→ Task to carry out
Edit the listing from the line with "- chevron-right-icon: [781, 24, 805, 62]" to the line with "- listing-title: أجود" by replacing "card-divider" with "card-separator", leaving everything else unchanged. Return only those lines.

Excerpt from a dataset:
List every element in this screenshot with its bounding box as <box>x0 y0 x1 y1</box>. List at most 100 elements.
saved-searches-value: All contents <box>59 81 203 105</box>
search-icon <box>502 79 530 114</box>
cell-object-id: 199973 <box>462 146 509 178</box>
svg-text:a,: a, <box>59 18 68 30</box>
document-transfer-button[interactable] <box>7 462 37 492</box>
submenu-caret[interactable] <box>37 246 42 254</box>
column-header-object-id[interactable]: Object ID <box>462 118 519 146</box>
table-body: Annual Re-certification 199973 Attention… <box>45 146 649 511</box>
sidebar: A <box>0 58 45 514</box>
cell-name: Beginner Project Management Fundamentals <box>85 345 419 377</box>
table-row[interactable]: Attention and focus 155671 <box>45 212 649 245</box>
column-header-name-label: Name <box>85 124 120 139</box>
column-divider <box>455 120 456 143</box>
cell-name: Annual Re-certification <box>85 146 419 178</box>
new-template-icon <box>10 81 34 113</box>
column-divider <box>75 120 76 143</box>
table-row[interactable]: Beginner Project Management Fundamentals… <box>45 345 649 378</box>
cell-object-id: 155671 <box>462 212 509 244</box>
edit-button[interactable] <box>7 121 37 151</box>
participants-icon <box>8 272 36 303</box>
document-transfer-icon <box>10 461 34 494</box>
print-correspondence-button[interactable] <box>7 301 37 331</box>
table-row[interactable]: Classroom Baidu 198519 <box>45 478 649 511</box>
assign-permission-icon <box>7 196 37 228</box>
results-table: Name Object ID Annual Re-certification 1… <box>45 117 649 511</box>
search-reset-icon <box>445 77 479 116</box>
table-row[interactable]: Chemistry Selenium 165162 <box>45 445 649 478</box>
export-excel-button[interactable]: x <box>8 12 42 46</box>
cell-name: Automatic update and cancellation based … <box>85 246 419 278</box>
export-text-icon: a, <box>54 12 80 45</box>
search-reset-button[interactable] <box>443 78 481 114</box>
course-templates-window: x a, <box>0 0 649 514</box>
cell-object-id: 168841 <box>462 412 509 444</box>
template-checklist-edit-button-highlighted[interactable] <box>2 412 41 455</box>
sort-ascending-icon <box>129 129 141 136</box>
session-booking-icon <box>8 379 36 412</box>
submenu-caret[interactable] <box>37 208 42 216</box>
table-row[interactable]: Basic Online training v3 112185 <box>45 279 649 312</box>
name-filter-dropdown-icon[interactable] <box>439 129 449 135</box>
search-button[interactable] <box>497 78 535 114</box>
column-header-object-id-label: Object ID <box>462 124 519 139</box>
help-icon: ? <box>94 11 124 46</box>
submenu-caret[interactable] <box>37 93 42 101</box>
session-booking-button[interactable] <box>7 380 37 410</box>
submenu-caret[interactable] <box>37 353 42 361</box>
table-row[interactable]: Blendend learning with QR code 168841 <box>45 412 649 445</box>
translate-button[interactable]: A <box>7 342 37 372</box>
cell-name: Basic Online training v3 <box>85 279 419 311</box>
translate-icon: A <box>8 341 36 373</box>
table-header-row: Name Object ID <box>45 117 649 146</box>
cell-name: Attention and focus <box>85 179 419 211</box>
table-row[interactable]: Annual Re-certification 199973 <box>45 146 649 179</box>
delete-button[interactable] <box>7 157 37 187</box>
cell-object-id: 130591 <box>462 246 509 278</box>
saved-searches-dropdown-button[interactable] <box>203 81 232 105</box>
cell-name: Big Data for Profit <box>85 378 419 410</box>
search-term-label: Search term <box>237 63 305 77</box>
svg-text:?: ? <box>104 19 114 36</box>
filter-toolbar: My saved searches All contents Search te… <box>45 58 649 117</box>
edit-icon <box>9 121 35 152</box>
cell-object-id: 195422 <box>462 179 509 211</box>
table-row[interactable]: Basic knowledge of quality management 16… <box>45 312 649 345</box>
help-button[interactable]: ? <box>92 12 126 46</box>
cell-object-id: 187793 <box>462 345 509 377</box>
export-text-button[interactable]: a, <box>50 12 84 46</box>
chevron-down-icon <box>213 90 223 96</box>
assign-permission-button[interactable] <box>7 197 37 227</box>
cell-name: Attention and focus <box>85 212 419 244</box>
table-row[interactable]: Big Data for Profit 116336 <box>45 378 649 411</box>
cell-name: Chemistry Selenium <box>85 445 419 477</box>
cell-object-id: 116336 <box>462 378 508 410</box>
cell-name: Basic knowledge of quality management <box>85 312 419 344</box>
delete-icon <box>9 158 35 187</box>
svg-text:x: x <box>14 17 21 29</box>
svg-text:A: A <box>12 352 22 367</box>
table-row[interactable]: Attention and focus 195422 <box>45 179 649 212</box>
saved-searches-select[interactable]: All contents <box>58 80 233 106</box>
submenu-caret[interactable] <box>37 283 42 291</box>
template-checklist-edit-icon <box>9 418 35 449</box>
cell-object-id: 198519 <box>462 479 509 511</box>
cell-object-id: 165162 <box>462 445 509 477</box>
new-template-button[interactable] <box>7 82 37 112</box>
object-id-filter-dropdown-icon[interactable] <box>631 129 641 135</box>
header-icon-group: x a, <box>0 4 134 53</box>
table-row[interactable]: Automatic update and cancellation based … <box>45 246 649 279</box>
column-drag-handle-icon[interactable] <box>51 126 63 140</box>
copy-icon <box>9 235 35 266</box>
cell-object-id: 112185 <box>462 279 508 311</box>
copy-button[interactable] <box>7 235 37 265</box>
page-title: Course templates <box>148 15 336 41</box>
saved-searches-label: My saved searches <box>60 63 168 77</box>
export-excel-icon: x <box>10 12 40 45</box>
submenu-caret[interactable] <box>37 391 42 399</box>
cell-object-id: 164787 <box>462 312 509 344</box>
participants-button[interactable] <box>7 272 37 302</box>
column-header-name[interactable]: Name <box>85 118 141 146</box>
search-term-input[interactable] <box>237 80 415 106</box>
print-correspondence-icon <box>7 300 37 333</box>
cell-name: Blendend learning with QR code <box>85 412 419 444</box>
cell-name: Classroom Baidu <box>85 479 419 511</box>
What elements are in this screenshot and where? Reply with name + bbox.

==

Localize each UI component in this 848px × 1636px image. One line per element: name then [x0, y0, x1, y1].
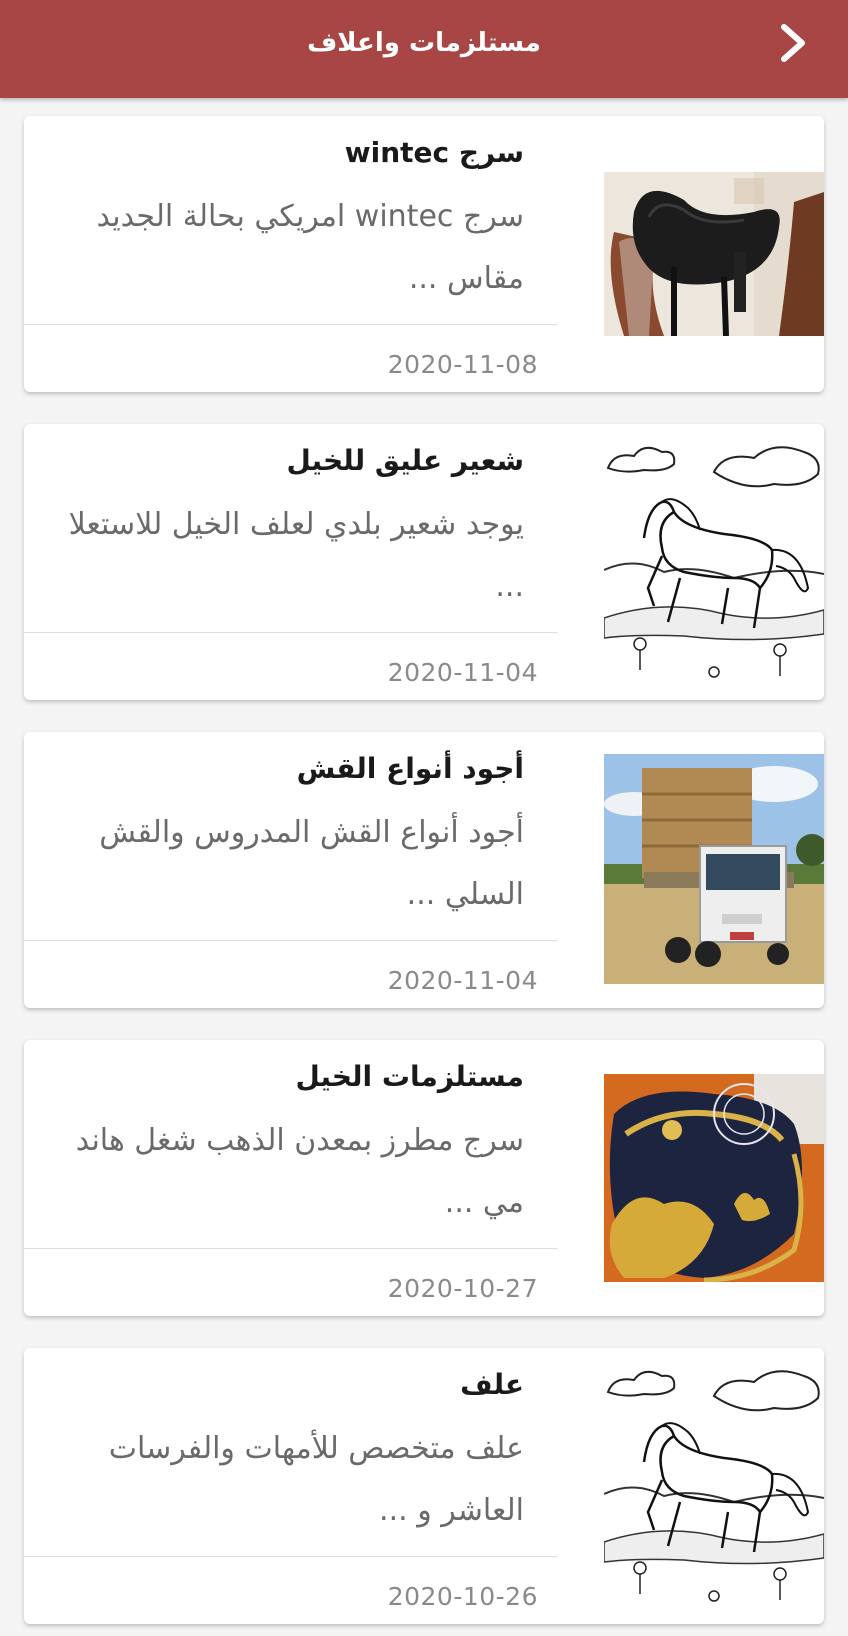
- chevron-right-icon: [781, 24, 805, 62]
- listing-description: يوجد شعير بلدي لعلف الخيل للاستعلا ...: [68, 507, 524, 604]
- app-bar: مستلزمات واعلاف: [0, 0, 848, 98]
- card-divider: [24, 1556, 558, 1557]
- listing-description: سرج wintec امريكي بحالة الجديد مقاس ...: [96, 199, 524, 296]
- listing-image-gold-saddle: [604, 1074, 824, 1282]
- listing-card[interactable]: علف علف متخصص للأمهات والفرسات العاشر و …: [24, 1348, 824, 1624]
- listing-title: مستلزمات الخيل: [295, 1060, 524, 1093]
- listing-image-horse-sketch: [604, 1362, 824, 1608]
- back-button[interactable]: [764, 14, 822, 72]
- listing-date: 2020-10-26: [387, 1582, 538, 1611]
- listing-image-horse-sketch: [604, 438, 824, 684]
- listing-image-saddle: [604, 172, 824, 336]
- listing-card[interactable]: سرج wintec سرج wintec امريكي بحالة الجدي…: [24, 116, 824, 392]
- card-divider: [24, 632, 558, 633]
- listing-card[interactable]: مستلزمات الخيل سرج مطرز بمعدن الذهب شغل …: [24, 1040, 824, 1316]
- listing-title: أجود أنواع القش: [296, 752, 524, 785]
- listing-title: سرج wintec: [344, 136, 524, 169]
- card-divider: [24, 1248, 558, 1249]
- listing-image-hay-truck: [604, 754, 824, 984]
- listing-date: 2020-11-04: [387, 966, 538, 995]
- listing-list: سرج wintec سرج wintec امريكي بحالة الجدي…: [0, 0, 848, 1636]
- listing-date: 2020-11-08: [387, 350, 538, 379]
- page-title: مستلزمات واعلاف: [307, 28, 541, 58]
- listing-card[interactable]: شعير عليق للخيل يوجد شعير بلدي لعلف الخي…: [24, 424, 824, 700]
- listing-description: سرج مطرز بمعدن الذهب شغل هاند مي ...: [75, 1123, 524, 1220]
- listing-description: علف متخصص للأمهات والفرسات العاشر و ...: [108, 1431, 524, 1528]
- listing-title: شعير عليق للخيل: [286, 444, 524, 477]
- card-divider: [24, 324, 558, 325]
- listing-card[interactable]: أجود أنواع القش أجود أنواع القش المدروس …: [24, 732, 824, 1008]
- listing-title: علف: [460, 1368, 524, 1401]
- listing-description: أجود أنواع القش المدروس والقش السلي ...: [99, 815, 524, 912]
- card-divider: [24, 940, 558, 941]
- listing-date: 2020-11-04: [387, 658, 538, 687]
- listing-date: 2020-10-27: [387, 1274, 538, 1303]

→ Answer to the exercise
- chevron-right-icon: [781, 24, 805, 62]
- listing-description: يوجد شعير بلدي لعلف الخيل للاستعلا ...: [68, 507, 524, 604]
- app-bar: مستلزمات واعلاف: [0, 0, 848, 98]
- card-separator: [24, 1556, 558, 1557]
- listing-description: سرج wintec امريكي بحالة الجديد مقاس ...: [96, 199, 524, 296]
- listing-image-gold-saddle: [604, 1074, 824, 1282]
- listing-card[interactable]: علف علف متخصص للأمهات والفرسات العاشر و …: [24, 1348, 824, 1624]
- listing-title: مستلزمات الخيل: [295, 1060, 524, 1093]
- listing-image-horse-sketch: [604, 1362, 824, 1608]
- back-button[interactable]: [764, 14, 822, 72]
- listing-date: 2020-10-26: [387, 1582, 538, 1611]
- listing-image-horse-sketch: [604, 438, 824, 684]
- listing-image-saddle: [604, 172, 824, 336]
- listing-card[interactable]: سرج wintec سرج wintec امريكي بحالة الجدي…: [24, 116, 824, 392]
- card-separator: [24, 632, 558, 633]
- listing-card[interactable]: مستلزمات الخيل سرج مطرز بمعدن الذهب شغل …: [24, 1040, 824, 1316]
- listing-title: أجود أنواع القش: [296, 752, 524, 785]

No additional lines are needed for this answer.